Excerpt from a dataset
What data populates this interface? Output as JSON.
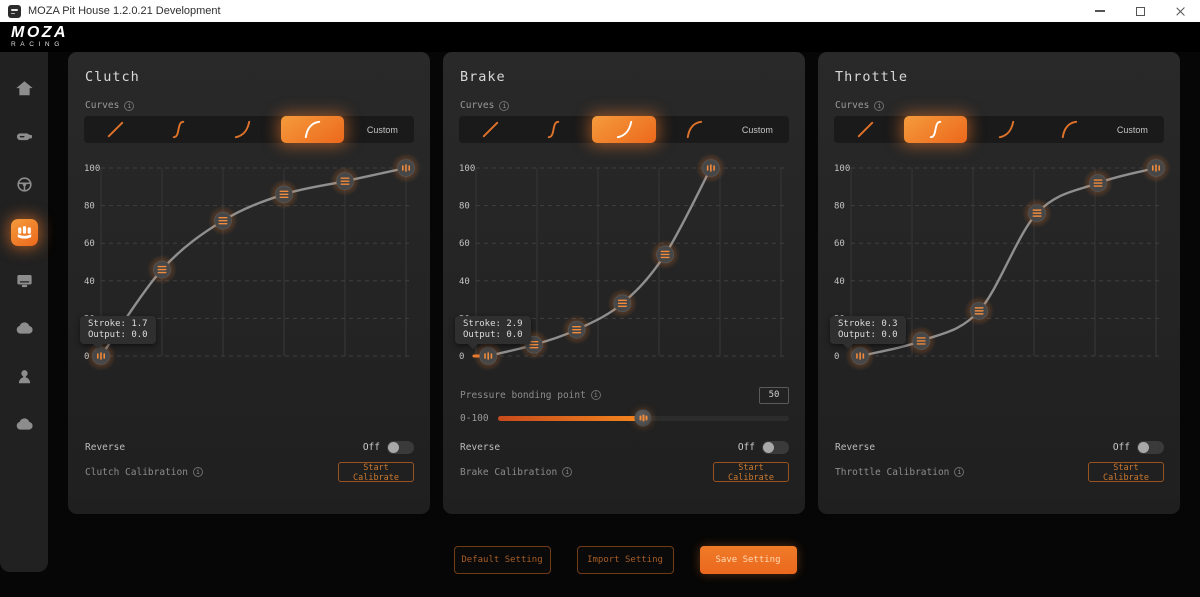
{
  "window": {
    "title": "MOZA Pit House 1.2.0.21 Development",
    "control_icons": [
      "minimize-icon",
      "maximize-icon",
      "close-icon"
    ]
  },
  "brand": {
    "name": "MOZA",
    "sub": "RACING"
  },
  "colors": {
    "accent": "#ED6E1E",
    "accent_bright": "#F59B3C",
    "panel": "#242424",
    "background": "#060606",
    "curve": "#8F8F8F"
  },
  "sidebar": {
    "items": [
      {
        "icon": "home-icon",
        "active": false
      },
      {
        "icon": "wheelbase-icon",
        "active": false
      },
      {
        "icon": "steering-wheel-icon",
        "active": false
      },
      {
        "icon": "pedals-icon",
        "active": true
      },
      {
        "icon": "monitor-icon",
        "active": false
      },
      {
        "icon": "cloud-download-icon",
        "active": false
      },
      {
        "icon": "user-icon",
        "active": false
      },
      {
        "icon": "cloud-upload-icon",
        "active": false
      }
    ]
  },
  "curve_preset_icons": [
    "linear-curve-icon",
    "s-curve-icon",
    "exponential-curve-icon",
    "logarithmic-curve-icon"
  ],
  "panels": [
    {
      "title": "Clutch",
      "curves_label": "Curves",
      "custom_label": "Custom",
      "selected_preset": 3,
      "tooltip": [
        "Stroke: 1.7",
        "Output: 0.0"
      ],
      "reverse_label": "Reverse",
      "reverse_state": "Off",
      "calibration_label": "Clutch Calibration",
      "calibrate_button": "Start Calibrate",
      "chart": {
        "type": "line",
        "x": [
          0,
          20,
          40,
          60,
          80,
          100
        ],
        "y": [
          0,
          46,
          72,
          86,
          93,
          100
        ],
        "y_ticks": [
          0,
          20,
          40,
          60,
          80,
          100
        ],
        "xlim": [
          0,
          100
        ],
        "ylim": [
          0,
          100
        ],
        "lead_in": false
      }
    },
    {
      "title": "Brake",
      "curves_label": "Curves",
      "custom_label": "Custom",
      "selected_preset": 2,
      "tooltip": [
        "Stroke: 2.9",
        "Output: 0.0"
      ],
      "pressure": {
        "label": "Pressure bonding point",
        "value": "50",
        "range_label": "0-100",
        "percent": 50
      },
      "reverse_label": "Reverse",
      "reverse_state": "Off",
      "calibration_label": "Brake Calibration",
      "calibrate_button": "Start Calibrate",
      "chart": {
        "type": "line",
        "x": [
          4,
          19,
          33,
          48,
          62,
          77
        ],
        "y": [
          0,
          6,
          14,
          28,
          54,
          100
        ],
        "y_ticks": [
          0,
          20,
          40,
          60,
          80,
          100
        ],
        "xlim": [
          0,
          100
        ],
        "ylim": [
          0,
          100
        ],
        "lead_in": true
      }
    },
    {
      "title": "Throttle",
      "curves_label": "Curves",
      "custom_label": "Custom",
      "selected_preset": 1,
      "tooltip": [
        "Stroke: 0.3",
        "Output: 0.0"
      ],
      "reverse_label": "Reverse",
      "reverse_state": "Off",
      "calibration_label": "Throttle Calibration",
      "calibrate_button": "Start Calibrate",
      "chart": {
        "type": "line",
        "x": [
          3,
          23,
          42,
          61,
          81,
          100
        ],
        "y": [
          0,
          8,
          24,
          76,
          92,
          100
        ],
        "y_ticks": [
          0,
          20,
          40,
          60,
          80,
          100
        ],
        "xlim": [
          0,
          100
        ],
        "ylim": [
          0,
          100
        ],
        "lead_in": false
      }
    }
  ],
  "footer": {
    "buttons": [
      "Default Setting",
      "Import Setting",
      "Save Setting"
    ]
  }
}
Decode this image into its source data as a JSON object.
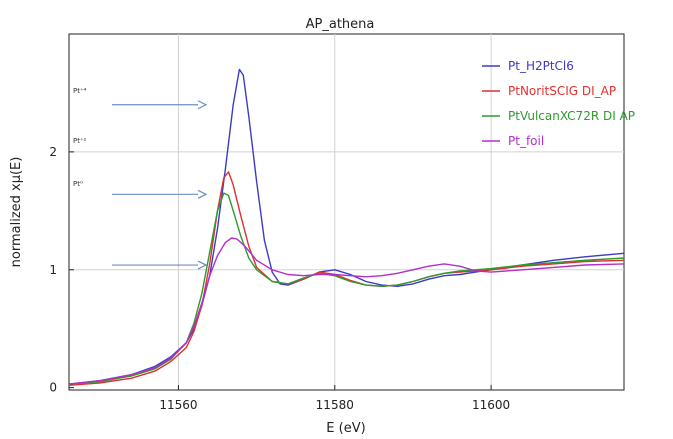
{
  "chart_data": {
    "type": "line",
    "title": "AP_athena",
    "xlabel": "E (eV)",
    "ylabel": "normalized xμ(E)",
    "xlim": [
      11546,
      11617
    ],
    "ylim": [
      -0.02,
      3.0
    ],
    "xticks": [
      11560,
      11580,
      11600
    ],
    "yticks": [
      0,
      1,
      2
    ],
    "grid": true,
    "legend_position": "top-right",
    "series": [
      {
        "name": "Pt_H2PtCl6",
        "color": "#3b3bc8",
        "x": [
          11546,
          11550,
          11554,
          11557,
          11559,
          11561,
          11562,
          11563,
          11564,
          11565,
          11566,
          11567,
          11567.8,
          11568.3,
          11569,
          11570,
          11571,
          11572,
          11573,
          11574,
          11576,
          11578,
          11580,
          11582,
          11584,
          11586,
          11588,
          11590,
          11592,
          11594,
          11596,
          11598,
          11600,
          11604,
          11608,
          11612,
          11617
        ],
        "y": [
          0.03,
          0.06,
          0.11,
          0.18,
          0.26,
          0.38,
          0.5,
          0.7,
          0.95,
          1.35,
          1.85,
          2.4,
          2.7,
          2.65,
          2.3,
          1.75,
          1.25,
          0.98,
          0.88,
          0.87,
          0.92,
          0.98,
          1.0,
          0.96,
          0.9,
          0.87,
          0.86,
          0.88,
          0.92,
          0.95,
          0.96,
          0.98,
          1.0,
          1.04,
          1.08,
          1.11,
          1.14
        ]
      },
      {
        "name": "PtNoritSCIG DI_AP",
        "color": "#e03030",
        "x": [
          11546,
          11550,
          11554,
          11557,
          11559,
          11561,
          11562,
          11563,
          11564,
          11565,
          11565.8,
          11566.4,
          11567,
          11568,
          11569,
          11570,
          11572,
          11574,
          11576,
          11578,
          11580,
          11582,
          11584,
          11586,
          11588,
          11590,
          11592,
          11594,
          11596,
          11598,
          11600,
          11604,
          11608,
          11612,
          11617
        ],
        "y": [
          0.02,
          0.04,
          0.08,
          0.14,
          0.22,
          0.34,
          0.48,
          0.7,
          1.05,
          1.5,
          1.78,
          1.83,
          1.72,
          1.45,
          1.2,
          1.02,
          0.9,
          0.88,
          0.92,
          0.98,
          0.96,
          0.91,
          0.87,
          0.86,
          0.87,
          0.9,
          0.94,
          0.97,
          0.98,
          0.99,
          1.0,
          1.03,
          1.05,
          1.07,
          1.08
        ]
      },
      {
        "name": "PtVulcanXC72R DI AP",
        "color": "#2e9a2e",
        "x": [
          11546,
          11550,
          11554,
          11557,
          11559,
          11561,
          11562,
          11563,
          11564,
          11565,
          11565.8,
          11566.4,
          11567,
          11568,
          11569,
          11570,
          11572,
          11574,
          11576,
          11578,
          11580,
          11582,
          11584,
          11586,
          11588,
          11590,
          11592,
          11594,
          11596,
          11598,
          11600,
          11604,
          11608,
          11612,
          11617
        ],
        "y": [
          0.03,
          0.05,
          0.1,
          0.16,
          0.24,
          0.38,
          0.55,
          0.8,
          1.15,
          1.5,
          1.65,
          1.63,
          1.5,
          1.28,
          1.1,
          1.0,
          0.9,
          0.88,
          0.93,
          0.97,
          0.95,
          0.9,
          0.87,
          0.86,
          0.87,
          0.9,
          0.94,
          0.97,
          0.99,
          1.0,
          1.01,
          1.04,
          1.06,
          1.08,
          1.1
        ]
      },
      {
        "name": "Pt_foil",
        "color": "#b030c8",
        "x": [
          11546,
          11550,
          11554,
          11557,
          11559,
          11561,
          11562,
          11563,
          11564,
          11565,
          11566,
          11566.8,
          11567.5,
          11568.5,
          11570,
          11572,
          11574,
          11576,
          11578,
          11580,
          11582,
          11584,
          11586,
          11588,
          11590,
          11592,
          11594,
          11596,
          11598,
          11600,
          11604,
          11608,
          11612,
          11617
        ],
        "y": [
          0.03,
          0.06,
          0.11,
          0.17,
          0.25,
          0.38,
          0.52,
          0.72,
          0.95,
          1.12,
          1.23,
          1.27,
          1.26,
          1.2,
          1.08,
          1.0,
          0.96,
          0.95,
          0.96,
          0.96,
          0.95,
          0.94,
          0.95,
          0.97,
          1.0,
          1.03,
          1.05,
          1.03,
          0.99,
          0.98,
          1.0,
          1.02,
          1.04,
          1.05
        ]
      }
    ],
    "annotations": [
      {
        "label": "Pt⁺⁴",
        "arrow_y": 2.4
      },
      {
        "label": "Pt⁺²",
        "arrow_y": null
      },
      {
        "label": "Pt⁰",
        "arrow_y": 1.64
      },
      {
        "label": "",
        "arrow_y": 1.04
      }
    ]
  }
}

WHAT TO DO: Only the number is wanted: how many lines of these entries contain the string "cloud"?

TASK RESULT: 2